**Text extract:**

The labor strike is unsuccessful, and the miners go back to work within a couple of months.
The national Knights of Labor organization refuses to support the Carbon strike and the hold out by white miners in Rock Springs following the Rock Springs Riot.
The organization avoids supporting the miners along the Union Pacific Railroad, because it does not want to be seen as condoning the violence at Rock Springs.
When the Union Pacific Coal Department reopens the mines, it fires forty-five white miners connected to the violence.
After the riot in Rock Springs, sixteen men had been arrested, including Isaiah Washington, a member-elect to the territorial legislature.
The men had been taken to jail in Green River, where they were held until after a Sweetwater County grand jury refused to bring indictments.
In explaining its decision, the grand jury declared that there was no cause for legal action, stating, in part: "We have diligently inquired into the occurrence at Rock Springs.... [T]hough we have examined a large number of witnesses, no one has been able to testify to a single criminal act committed by any known white person that day." (Daniels, Roger. Asian America: Chinese and Japanese in the United States Since 1850, (Google Books), University of Washington Press, 1990. Retrieved October 22, 2012.)
Those arrested as suspects in the riot are released a little more than a month later, on October 7, 1885.
The defendants in the Rock Springs case enjoy the same broad community consent that lynch mobs often received.
No person or persons are ever convicted in the violence at Rock Springs.

**Material:**
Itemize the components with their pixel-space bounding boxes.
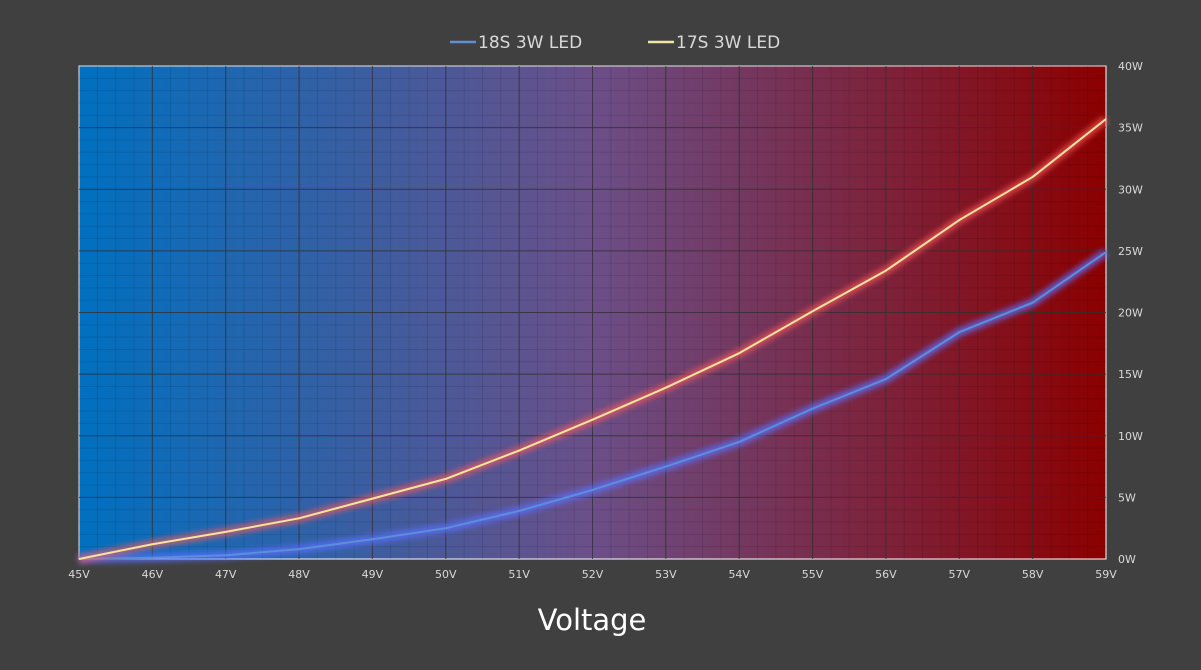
x-axis-title: Voltage (538, 603, 647, 637)
x-tick-label: 59V (1095, 568, 1117, 581)
legend: 18S 3W LED 17S 3W LED (450, 33, 780, 53)
y-tick-label: 40W (1118, 60, 1143, 73)
y-tick-label: 20W (1118, 307, 1143, 320)
x-tick-label: 51V (508, 568, 530, 581)
major-grid (79, 66, 1106, 559)
x-tick-label: 53V (655, 568, 677, 581)
x-axis-ticks: 45V 46V 47V 48V 49V 50V 51V 52V 53V 54V 55V 56V 57V 5… (68, 568, 1117, 581)
x-tick-label: 58V (1022, 568, 1044, 581)
series-line-1 (78, 118, 1107, 560)
x-tick-label: 50V (435, 568, 457, 581)
x-tick-label: 56V (875, 568, 897, 581)
x-tick-label: 48V (288, 568, 310, 581)
x-tick-label: 47V (215, 568, 237, 581)
x-tick-label: 49V (362, 568, 384, 581)
x-tick-label: 46V (142, 568, 164, 581)
x-tick-label: 52V (582, 568, 604, 581)
x-tick-label: 55V (802, 568, 824, 581)
x-tick-label: 54V (728, 568, 750, 581)
y-tick-label: 10W (1118, 430, 1143, 443)
y-tick-label: 25W (1118, 245, 1143, 258)
x-tick-label: 57V (949, 568, 971, 581)
y-tick-label: 35W (1118, 122, 1143, 135)
y-tick-label: 30W (1118, 183, 1143, 196)
y-tick-label: 15W (1118, 368, 1143, 381)
series-line-0 (78, 251, 1107, 560)
y-tick-label: 0W (1118, 553, 1136, 566)
legend-label-18s: 18S 3W LED (478, 33, 582, 53)
y-tick-label: 5W (1118, 491, 1136, 504)
x-tick-label: 45V (68, 568, 90, 581)
legend-label-17s: 17S 3W LED (676, 33, 780, 53)
y-axis-ticks: 0W 5W 10W 15W 20W 25W 30W 35W 40W (1118, 60, 1143, 566)
series-layer (78, 115, 1109, 563)
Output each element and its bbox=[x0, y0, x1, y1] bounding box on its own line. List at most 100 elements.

**Requirements:**
• A. Decide whether each statement agrees with the Rock Springs text, and answer yes or no, quoting the deciding words: (i) The national Knights of Labor organization backed the Carbon strike. (ii) Sixteen men were arrested after the riot in Rock Springs. (iii) The Union Pacific Coal Department fired forty-five white miners connected to the violence when it reopened the mines.
• B. Update the Rock Springs text starting with "The national Knights" and going on through "condoning the violence at Rock Springs.", putting "federation" wherever "organization" appears.
• C. According to the Rock Springs text, in what town were the arrested men held in jail?
The items are not needed for anything here.

**Answers in order:**
• A.
(i) No: "The national Knights of Labor organization refuses to support the Carbon strike"
(ii) Yes: "sixteen men had been arrested"
(iii) Yes: "it fires forty-five white miners connected to the violence"

• B.
The national Knights of Labor federation refuses to support the Carbon strike and the hold out by white miners in Rock Springs following the Rock Springs Riot.
The federation avoids supporting the miners along the Union Pacific Railroad, because it does not want to be seen as condoning the violence at Rock Springs.

• C. Green River